Your objective: Tally the lines in the listing below that contain "this" and report the tally alone.

[start of Records for the task]

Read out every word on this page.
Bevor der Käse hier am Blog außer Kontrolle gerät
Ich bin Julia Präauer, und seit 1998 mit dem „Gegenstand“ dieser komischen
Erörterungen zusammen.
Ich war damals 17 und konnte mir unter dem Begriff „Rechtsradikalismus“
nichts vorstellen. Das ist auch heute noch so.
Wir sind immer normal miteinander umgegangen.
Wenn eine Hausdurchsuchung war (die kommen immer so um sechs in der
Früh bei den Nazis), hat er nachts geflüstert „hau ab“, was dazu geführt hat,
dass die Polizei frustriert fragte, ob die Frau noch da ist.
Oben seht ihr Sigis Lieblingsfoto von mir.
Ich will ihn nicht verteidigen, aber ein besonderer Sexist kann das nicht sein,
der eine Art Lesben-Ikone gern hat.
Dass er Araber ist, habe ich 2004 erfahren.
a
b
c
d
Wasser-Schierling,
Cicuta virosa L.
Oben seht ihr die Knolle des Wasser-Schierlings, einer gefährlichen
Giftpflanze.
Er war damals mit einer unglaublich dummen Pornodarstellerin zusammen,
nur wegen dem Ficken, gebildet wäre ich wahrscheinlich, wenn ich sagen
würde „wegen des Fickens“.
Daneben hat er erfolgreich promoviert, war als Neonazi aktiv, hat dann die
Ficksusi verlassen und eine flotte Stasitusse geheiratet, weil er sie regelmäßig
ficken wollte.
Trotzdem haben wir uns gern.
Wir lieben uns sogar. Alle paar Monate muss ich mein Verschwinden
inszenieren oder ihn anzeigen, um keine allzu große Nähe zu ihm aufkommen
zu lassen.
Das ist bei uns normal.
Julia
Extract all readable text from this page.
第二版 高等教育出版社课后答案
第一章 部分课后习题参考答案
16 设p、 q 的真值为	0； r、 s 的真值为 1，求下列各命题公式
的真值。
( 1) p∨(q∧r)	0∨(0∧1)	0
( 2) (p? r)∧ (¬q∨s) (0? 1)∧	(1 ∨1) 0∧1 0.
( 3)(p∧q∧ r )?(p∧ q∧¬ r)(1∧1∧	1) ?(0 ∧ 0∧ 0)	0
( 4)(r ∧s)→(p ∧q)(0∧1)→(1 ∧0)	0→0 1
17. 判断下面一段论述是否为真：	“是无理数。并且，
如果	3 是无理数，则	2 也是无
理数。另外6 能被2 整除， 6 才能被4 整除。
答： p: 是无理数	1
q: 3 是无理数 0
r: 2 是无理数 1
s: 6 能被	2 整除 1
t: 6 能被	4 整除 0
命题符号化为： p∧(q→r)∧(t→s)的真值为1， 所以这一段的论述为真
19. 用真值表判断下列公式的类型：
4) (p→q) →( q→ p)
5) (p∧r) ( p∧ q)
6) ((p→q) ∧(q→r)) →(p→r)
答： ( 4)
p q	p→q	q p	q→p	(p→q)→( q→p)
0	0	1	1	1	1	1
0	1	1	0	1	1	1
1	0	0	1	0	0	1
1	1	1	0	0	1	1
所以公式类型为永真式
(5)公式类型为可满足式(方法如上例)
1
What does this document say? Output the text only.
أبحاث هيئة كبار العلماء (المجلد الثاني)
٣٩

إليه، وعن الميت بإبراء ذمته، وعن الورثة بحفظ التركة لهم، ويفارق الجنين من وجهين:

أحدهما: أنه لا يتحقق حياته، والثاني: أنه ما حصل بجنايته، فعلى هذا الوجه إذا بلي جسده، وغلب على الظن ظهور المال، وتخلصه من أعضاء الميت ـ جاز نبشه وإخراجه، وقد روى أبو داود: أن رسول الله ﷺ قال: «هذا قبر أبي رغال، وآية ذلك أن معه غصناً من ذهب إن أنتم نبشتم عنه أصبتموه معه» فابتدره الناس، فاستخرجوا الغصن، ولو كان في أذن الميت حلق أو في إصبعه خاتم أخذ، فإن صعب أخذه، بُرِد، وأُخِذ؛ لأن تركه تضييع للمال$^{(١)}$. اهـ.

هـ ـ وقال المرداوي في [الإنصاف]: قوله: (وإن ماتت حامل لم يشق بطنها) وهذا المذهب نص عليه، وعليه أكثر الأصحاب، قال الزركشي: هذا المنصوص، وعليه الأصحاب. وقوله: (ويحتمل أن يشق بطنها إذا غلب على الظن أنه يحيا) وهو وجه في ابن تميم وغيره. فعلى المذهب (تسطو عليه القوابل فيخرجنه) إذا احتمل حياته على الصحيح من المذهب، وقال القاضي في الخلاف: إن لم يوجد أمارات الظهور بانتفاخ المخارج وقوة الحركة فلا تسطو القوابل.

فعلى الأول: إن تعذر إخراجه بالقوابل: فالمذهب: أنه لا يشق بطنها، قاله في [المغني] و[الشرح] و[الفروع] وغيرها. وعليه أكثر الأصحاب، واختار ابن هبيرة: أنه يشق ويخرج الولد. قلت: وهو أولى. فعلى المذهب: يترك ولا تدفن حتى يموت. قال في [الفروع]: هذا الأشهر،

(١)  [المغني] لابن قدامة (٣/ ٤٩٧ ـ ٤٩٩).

[end of Records for the task]

Reply to the exercise: 3